Exercise task: For each line below that includes the word "this", make a copy.

Data listing:
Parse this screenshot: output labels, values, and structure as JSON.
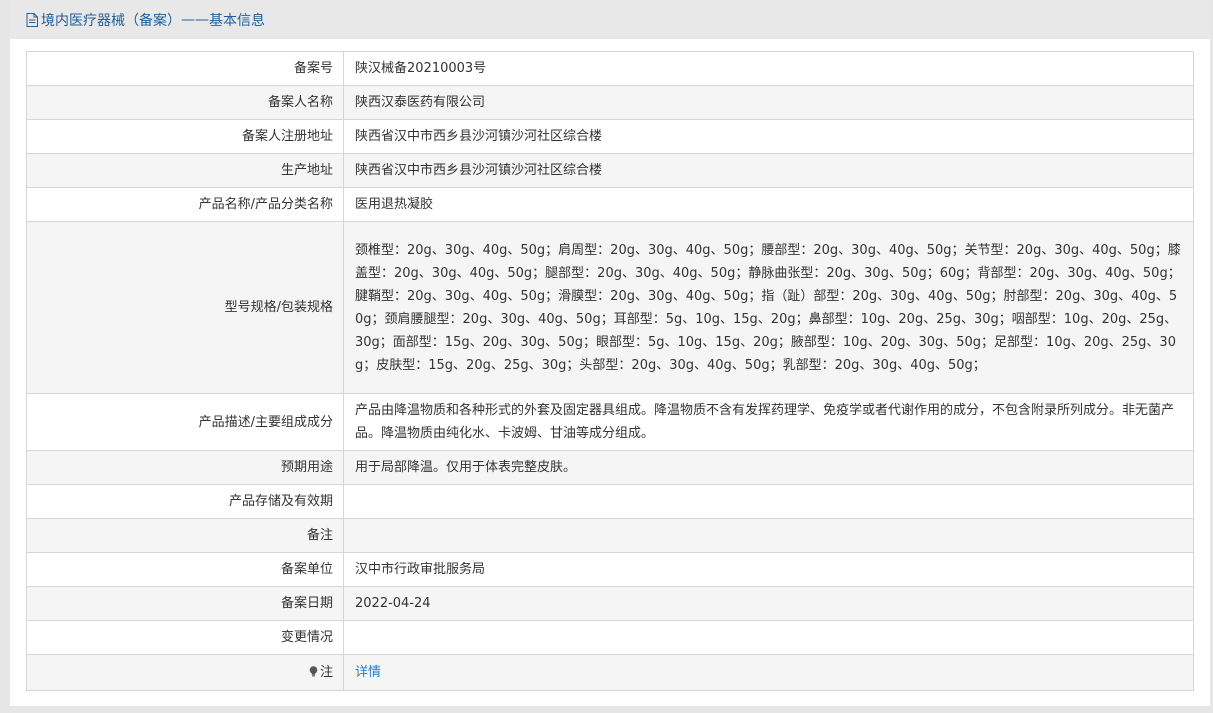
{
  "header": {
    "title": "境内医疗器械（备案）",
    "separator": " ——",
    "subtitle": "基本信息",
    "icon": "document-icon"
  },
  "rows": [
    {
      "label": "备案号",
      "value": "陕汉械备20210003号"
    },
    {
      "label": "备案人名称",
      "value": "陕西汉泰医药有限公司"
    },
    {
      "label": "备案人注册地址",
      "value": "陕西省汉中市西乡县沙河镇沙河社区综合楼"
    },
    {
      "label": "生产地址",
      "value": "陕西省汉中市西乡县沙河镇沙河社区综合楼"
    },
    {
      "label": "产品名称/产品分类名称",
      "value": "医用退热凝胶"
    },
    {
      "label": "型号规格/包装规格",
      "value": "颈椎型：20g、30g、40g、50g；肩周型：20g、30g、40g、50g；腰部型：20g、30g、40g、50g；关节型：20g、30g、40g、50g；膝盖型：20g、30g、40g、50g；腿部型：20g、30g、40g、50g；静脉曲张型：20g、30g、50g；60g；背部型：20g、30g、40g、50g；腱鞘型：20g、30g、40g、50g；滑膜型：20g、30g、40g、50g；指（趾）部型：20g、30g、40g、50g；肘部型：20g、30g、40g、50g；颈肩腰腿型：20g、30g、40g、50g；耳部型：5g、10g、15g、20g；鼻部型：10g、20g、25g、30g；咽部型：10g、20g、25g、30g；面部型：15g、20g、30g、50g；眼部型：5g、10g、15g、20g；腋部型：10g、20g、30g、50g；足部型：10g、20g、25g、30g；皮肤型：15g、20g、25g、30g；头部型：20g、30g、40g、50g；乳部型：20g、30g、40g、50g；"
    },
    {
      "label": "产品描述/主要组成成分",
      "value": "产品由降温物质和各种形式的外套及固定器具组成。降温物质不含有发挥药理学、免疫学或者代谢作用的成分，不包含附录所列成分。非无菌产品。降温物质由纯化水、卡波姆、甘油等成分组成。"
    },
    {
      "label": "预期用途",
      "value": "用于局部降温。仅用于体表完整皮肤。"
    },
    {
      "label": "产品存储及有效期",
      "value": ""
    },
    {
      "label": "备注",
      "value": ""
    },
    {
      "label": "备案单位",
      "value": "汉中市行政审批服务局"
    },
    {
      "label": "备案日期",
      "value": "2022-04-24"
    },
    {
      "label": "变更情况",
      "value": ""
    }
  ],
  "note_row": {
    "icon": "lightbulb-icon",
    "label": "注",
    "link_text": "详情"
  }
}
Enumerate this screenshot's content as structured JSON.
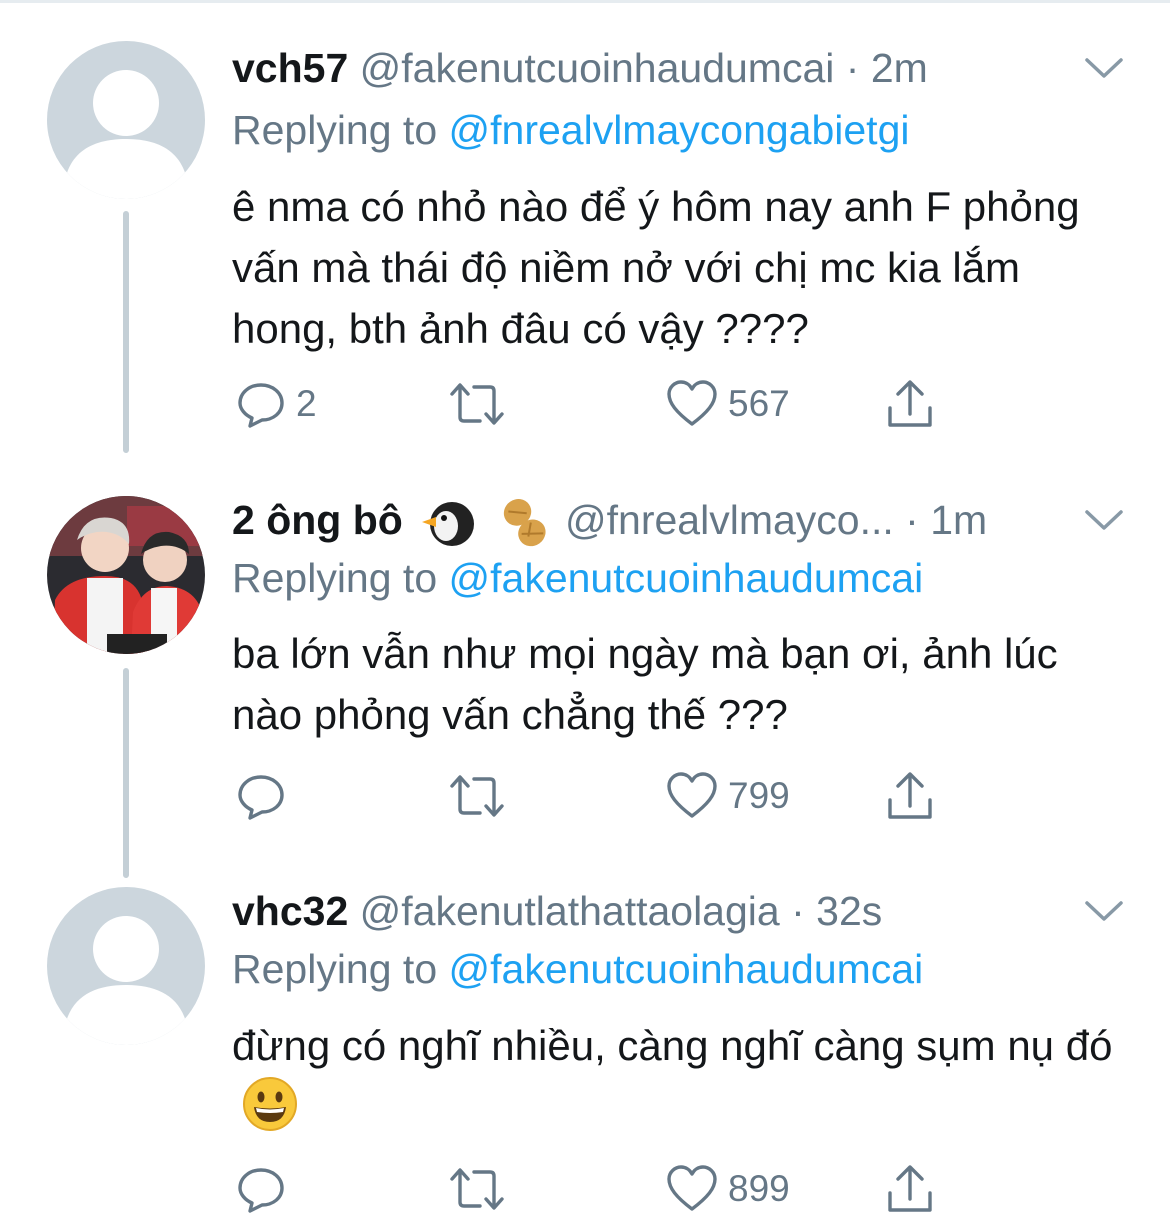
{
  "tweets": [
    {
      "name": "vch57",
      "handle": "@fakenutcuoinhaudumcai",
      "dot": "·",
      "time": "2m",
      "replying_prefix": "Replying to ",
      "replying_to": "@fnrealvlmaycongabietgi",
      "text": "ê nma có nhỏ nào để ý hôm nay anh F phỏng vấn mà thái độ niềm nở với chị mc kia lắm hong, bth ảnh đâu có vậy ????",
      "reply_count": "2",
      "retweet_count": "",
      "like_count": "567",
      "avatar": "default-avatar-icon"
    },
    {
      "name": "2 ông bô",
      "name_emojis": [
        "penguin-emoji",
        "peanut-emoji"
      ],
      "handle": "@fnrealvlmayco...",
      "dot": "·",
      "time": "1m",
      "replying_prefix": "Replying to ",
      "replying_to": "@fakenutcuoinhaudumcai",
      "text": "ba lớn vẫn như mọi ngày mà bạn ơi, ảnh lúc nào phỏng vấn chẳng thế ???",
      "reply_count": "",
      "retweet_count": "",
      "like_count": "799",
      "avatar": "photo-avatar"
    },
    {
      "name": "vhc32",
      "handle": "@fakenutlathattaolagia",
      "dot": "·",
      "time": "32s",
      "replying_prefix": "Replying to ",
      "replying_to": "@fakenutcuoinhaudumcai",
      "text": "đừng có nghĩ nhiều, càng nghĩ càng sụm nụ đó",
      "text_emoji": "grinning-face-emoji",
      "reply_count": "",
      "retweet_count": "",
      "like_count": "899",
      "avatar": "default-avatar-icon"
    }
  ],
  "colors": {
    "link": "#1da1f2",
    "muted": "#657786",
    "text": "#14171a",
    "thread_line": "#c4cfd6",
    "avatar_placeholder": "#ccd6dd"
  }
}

==

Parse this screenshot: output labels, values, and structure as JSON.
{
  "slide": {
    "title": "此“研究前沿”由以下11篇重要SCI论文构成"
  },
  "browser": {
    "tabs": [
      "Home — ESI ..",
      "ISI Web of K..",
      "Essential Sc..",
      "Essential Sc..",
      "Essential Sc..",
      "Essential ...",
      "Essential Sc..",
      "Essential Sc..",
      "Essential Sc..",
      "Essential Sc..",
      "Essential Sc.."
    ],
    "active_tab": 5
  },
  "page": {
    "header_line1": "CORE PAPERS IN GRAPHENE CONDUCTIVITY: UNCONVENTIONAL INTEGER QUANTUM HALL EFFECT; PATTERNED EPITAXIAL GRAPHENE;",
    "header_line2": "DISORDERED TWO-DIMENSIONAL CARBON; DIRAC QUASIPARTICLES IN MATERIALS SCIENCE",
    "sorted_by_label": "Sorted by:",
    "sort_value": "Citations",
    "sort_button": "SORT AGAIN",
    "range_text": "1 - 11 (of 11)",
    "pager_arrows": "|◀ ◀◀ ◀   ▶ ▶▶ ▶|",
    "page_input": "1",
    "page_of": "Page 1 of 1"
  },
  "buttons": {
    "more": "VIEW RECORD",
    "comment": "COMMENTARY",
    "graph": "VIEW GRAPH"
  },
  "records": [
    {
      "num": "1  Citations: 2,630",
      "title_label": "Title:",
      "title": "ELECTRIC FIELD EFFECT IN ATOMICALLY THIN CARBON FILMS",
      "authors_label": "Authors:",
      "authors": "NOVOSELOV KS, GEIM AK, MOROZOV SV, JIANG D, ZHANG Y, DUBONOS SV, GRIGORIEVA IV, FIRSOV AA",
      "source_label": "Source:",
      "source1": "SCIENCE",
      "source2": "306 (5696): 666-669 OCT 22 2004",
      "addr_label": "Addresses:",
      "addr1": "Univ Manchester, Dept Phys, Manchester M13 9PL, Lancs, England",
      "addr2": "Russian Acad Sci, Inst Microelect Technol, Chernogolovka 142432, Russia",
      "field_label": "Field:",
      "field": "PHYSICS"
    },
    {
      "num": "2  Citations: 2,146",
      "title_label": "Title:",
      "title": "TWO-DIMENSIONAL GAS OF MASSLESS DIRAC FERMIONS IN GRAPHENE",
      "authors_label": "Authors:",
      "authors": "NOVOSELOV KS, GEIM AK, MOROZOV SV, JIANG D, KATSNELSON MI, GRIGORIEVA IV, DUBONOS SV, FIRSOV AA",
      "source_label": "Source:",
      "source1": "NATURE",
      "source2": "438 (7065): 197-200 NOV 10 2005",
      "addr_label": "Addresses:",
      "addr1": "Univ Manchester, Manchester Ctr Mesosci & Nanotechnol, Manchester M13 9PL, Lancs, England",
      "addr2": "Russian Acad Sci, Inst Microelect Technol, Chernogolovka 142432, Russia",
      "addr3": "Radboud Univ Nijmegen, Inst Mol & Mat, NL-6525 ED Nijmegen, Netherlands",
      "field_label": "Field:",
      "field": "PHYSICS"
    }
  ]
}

--

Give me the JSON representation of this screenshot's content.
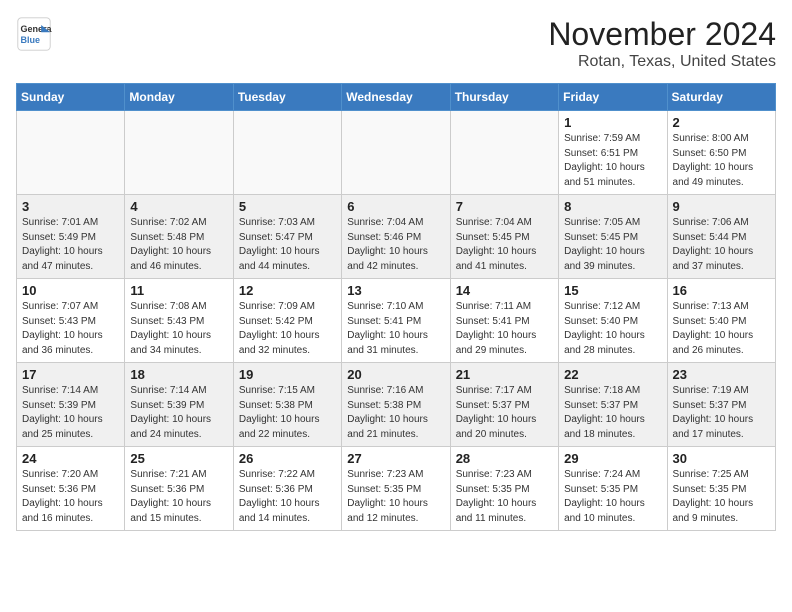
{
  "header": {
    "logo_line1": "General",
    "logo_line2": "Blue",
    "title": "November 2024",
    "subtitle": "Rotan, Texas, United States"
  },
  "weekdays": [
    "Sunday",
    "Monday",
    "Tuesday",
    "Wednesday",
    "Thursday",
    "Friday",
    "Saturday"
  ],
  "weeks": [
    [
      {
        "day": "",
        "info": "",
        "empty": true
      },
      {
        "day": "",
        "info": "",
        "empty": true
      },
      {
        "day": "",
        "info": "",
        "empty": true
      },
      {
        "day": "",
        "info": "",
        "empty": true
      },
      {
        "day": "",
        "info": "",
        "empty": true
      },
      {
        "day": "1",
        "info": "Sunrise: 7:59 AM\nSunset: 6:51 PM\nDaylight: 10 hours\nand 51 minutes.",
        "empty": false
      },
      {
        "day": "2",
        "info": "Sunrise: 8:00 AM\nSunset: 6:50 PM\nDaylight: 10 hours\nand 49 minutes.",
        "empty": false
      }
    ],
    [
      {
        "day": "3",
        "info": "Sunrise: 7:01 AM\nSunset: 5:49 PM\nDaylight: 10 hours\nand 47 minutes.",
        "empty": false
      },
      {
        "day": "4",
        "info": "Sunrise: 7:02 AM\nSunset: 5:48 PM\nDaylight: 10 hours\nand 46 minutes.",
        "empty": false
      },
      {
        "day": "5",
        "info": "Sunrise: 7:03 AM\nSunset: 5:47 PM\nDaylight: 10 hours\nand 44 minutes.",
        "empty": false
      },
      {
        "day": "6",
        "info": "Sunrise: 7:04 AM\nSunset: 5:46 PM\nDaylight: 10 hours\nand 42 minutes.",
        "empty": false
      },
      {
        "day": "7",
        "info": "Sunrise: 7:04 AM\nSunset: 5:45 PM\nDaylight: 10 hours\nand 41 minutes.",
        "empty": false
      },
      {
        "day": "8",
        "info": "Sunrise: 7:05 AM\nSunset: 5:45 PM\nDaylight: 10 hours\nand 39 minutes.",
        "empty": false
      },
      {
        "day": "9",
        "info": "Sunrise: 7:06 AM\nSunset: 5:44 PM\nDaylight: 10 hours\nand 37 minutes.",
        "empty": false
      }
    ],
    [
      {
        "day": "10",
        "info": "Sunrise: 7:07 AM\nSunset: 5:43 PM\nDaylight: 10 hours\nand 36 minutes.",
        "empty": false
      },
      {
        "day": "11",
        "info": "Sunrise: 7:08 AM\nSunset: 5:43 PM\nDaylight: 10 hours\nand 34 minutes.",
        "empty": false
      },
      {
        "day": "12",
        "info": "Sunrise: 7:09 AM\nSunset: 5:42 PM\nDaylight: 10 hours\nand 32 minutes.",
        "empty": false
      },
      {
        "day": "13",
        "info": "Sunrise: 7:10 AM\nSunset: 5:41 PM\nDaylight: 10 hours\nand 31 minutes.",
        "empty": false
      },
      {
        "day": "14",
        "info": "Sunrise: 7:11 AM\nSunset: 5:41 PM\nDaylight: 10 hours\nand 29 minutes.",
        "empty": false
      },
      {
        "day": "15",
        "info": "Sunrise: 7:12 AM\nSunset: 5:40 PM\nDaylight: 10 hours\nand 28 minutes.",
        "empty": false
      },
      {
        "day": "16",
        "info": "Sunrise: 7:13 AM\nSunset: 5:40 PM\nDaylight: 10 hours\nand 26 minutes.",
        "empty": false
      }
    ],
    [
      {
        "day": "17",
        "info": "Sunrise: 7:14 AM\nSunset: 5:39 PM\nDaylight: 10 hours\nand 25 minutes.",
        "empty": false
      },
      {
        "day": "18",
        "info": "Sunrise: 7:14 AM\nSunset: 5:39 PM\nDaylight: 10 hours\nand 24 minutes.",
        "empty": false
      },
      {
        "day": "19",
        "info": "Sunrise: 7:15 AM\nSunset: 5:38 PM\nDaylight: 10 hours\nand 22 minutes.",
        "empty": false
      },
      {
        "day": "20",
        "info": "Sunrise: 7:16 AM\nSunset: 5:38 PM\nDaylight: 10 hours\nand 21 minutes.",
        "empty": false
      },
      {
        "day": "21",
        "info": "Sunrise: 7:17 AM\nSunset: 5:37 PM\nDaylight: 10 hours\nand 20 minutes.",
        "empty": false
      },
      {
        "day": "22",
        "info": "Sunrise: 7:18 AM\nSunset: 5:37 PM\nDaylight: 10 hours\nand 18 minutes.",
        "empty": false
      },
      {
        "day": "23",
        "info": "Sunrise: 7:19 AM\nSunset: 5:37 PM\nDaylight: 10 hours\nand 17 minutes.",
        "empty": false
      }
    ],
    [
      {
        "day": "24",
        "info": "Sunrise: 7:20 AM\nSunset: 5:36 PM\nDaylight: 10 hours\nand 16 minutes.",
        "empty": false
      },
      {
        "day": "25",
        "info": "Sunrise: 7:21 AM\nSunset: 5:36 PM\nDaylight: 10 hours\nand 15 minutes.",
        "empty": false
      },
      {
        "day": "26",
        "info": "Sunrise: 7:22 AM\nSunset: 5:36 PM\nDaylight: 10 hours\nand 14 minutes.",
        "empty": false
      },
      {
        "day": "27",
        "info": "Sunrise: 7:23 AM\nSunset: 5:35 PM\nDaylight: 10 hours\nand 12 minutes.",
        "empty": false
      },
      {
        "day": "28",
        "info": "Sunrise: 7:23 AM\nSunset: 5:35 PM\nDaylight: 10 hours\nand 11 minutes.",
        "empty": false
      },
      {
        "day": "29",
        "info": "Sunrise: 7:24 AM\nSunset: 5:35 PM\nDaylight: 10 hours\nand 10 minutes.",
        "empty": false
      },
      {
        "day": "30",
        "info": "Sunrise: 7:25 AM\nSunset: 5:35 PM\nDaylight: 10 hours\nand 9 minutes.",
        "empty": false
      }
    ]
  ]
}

Answer to the task:
Parse this screenshot: output labels, values, and structure as JSON.
Enumerate this screenshot's content as structured JSON.
Parse this screenshot: output labels, values, and structure as JSON.
Give me the JSON representation of this screenshot's content.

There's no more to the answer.